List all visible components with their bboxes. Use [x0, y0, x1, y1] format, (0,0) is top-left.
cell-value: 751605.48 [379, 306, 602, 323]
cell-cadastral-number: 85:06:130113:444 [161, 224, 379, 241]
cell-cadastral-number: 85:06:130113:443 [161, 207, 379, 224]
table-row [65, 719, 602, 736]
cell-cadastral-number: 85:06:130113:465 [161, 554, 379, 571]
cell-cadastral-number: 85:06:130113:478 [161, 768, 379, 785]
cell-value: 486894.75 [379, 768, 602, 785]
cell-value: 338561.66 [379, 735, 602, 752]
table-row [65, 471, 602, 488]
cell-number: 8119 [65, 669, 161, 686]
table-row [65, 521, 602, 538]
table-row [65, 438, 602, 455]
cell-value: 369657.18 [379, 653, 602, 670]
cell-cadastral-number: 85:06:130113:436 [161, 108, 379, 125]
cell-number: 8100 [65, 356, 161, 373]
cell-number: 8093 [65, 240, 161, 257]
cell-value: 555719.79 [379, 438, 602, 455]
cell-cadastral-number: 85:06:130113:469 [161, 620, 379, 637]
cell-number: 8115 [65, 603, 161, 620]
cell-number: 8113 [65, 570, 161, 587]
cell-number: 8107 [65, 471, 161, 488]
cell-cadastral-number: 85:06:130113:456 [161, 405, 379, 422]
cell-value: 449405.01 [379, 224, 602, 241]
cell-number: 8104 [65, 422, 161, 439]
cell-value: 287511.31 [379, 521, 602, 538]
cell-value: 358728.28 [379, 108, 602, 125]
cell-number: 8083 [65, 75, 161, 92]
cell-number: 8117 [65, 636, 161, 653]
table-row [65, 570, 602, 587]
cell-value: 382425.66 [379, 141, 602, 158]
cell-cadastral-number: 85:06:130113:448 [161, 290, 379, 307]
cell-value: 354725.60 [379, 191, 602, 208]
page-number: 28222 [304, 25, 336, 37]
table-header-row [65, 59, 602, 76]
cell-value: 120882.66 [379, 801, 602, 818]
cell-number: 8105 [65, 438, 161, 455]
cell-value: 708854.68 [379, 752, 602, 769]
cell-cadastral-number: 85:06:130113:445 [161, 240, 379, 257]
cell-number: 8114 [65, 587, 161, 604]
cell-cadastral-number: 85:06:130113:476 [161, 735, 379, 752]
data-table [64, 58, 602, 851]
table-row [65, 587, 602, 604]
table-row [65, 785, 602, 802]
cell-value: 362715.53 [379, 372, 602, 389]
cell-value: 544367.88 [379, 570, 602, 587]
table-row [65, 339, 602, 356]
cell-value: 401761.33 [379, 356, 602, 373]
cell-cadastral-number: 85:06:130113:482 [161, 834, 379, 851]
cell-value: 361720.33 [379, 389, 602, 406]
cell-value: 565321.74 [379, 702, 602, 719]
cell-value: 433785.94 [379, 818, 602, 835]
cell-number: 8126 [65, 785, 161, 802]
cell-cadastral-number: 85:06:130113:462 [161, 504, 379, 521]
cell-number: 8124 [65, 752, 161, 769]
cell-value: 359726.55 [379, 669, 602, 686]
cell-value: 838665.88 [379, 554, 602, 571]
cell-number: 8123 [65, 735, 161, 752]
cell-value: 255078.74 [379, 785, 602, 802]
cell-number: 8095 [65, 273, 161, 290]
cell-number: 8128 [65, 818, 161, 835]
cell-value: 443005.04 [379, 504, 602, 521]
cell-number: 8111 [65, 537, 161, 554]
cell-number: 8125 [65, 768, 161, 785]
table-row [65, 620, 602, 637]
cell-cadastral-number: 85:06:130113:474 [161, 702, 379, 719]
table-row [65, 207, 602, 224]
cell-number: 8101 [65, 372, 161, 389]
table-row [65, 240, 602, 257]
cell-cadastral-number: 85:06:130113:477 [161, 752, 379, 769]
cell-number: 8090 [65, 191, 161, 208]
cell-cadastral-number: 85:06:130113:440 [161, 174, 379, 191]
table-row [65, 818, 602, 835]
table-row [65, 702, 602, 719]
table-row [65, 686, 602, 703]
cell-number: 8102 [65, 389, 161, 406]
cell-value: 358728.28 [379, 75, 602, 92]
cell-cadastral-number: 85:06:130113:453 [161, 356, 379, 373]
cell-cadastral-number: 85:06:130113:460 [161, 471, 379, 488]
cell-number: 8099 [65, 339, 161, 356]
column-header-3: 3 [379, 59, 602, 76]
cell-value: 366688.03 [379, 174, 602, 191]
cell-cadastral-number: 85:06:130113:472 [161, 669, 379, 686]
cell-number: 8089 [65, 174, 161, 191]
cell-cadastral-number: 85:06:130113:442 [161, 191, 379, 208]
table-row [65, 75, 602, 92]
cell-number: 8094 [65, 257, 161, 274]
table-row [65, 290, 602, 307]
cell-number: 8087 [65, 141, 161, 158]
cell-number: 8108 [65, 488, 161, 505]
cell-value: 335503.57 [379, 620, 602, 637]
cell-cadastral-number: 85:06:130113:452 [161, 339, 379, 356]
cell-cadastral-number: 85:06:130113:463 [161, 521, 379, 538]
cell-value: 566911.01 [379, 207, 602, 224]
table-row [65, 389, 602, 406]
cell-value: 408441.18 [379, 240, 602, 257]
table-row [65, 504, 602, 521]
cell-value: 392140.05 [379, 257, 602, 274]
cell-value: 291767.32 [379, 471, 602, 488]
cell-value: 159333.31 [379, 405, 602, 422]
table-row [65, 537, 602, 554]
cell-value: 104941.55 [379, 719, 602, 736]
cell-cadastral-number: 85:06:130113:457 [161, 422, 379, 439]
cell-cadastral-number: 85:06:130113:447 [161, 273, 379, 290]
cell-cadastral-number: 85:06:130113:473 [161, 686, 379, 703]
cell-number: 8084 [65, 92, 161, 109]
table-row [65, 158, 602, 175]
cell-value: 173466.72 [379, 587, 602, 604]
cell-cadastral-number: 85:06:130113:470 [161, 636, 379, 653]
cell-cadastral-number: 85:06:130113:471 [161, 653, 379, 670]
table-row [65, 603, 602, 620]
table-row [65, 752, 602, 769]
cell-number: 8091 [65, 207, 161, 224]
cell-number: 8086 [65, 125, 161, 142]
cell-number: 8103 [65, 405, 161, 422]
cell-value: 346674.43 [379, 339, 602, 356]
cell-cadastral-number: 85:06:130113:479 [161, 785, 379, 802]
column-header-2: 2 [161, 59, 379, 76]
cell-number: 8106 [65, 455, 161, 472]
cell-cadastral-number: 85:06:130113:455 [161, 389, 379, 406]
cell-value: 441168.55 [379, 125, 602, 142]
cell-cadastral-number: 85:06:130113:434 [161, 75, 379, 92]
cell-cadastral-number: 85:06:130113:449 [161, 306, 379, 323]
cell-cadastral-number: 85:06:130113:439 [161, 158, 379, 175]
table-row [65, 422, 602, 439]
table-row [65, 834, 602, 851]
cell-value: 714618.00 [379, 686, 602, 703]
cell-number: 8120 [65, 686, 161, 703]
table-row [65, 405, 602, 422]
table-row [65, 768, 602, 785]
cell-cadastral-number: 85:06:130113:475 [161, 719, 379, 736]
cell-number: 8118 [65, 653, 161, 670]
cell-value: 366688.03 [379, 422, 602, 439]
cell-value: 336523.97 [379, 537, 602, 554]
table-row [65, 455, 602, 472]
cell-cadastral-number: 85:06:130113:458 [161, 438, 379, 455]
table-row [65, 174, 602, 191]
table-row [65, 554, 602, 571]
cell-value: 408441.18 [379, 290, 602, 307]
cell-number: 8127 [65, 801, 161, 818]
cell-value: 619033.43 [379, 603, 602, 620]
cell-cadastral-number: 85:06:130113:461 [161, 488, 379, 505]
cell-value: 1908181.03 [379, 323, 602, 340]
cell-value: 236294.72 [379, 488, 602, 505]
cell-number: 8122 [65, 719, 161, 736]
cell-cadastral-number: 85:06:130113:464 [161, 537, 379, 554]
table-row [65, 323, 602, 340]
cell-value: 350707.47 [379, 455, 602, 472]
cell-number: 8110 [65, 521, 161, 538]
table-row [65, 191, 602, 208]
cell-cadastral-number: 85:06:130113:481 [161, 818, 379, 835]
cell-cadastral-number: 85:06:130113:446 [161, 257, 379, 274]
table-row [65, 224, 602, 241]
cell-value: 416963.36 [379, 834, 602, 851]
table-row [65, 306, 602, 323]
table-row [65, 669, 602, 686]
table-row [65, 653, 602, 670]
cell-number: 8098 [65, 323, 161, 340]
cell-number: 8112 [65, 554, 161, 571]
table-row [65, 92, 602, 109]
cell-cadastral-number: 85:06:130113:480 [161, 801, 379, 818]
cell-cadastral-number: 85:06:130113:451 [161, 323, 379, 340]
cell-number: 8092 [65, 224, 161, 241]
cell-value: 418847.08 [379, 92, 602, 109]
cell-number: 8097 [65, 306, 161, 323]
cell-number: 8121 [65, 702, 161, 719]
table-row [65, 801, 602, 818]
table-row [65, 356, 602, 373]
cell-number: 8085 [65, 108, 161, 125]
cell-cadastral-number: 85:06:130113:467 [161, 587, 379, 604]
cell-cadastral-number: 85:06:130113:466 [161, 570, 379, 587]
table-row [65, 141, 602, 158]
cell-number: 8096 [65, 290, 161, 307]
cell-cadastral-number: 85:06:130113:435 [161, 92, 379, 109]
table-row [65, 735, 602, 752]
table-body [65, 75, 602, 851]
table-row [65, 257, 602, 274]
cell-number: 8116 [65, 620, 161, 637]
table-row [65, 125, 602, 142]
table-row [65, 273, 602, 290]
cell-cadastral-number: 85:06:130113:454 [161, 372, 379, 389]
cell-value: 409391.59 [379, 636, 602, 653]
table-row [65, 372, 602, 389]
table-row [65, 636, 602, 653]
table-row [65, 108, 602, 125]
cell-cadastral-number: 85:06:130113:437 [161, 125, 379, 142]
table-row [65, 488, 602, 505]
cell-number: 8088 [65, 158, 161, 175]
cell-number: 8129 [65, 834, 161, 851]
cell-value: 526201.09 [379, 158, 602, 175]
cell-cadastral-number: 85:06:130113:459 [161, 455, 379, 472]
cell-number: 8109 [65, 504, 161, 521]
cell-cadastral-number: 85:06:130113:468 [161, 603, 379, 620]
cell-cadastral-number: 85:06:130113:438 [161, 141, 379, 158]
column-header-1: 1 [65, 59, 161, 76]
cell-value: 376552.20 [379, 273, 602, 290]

TASK OBJECTIVE:
Reproduce the records verbatim, from the first line through the line containing "cell-number: 8117 [65, 636, 161, 653]", both ends included.

TASK RESULT:
List all visible components with their bboxes. Use [x0, y0, x1, y1] format, (0,0) is top-left.
cell-value: 751605.48 [379, 306, 602, 323]
cell-cadastral-number: 85:06:130113:444 [161, 224, 379, 241]
cell-cadastral-number: 85:06:130113:443 [161, 207, 379, 224]
table-row [65, 719, 602, 736]
cell-cadastral-number: 85:06:130113:465 [161, 554, 379, 571]
cell-cadastral-number: 85:06:130113:478 [161, 768, 379, 785]
cell-value: 486894.75 [379, 768, 602, 785]
cell-value: 338561.66 [379, 735, 602, 752]
table-row [65, 471, 602, 488]
cell-number: 8119 [65, 669, 161, 686]
table-row [65, 521, 602, 538]
table-row [65, 438, 602, 455]
cell-value: 369657.18 [379, 653, 602, 670]
cell-cadastral-number: 85:06:130113:436 [161, 108, 379, 125]
cell-number: 8100 [65, 356, 161, 373]
cell-number: 8093 [65, 240, 161, 257]
cell-value: 555719.79 [379, 438, 602, 455]
cell-cadastral-number: 85:06:130113:469 [161, 620, 379, 637]
cell-number: 8115 [65, 603, 161, 620]
cell-number: 8113 [65, 570, 161, 587]
cell-number: 8107 [65, 471, 161, 488]
cell-cadastral-number: 85:06:130113:456 [161, 405, 379, 422]
cell-value: 449405.01 [379, 224, 602, 241]
cell-number: 8104 [65, 422, 161, 439]
cell-value: 287511.31 [379, 521, 602, 538]
cell-value: 358728.28 [379, 108, 602, 125]
cell-number: 8083 [65, 75, 161, 92]
cell-number: 8117 [65, 636, 161, 653]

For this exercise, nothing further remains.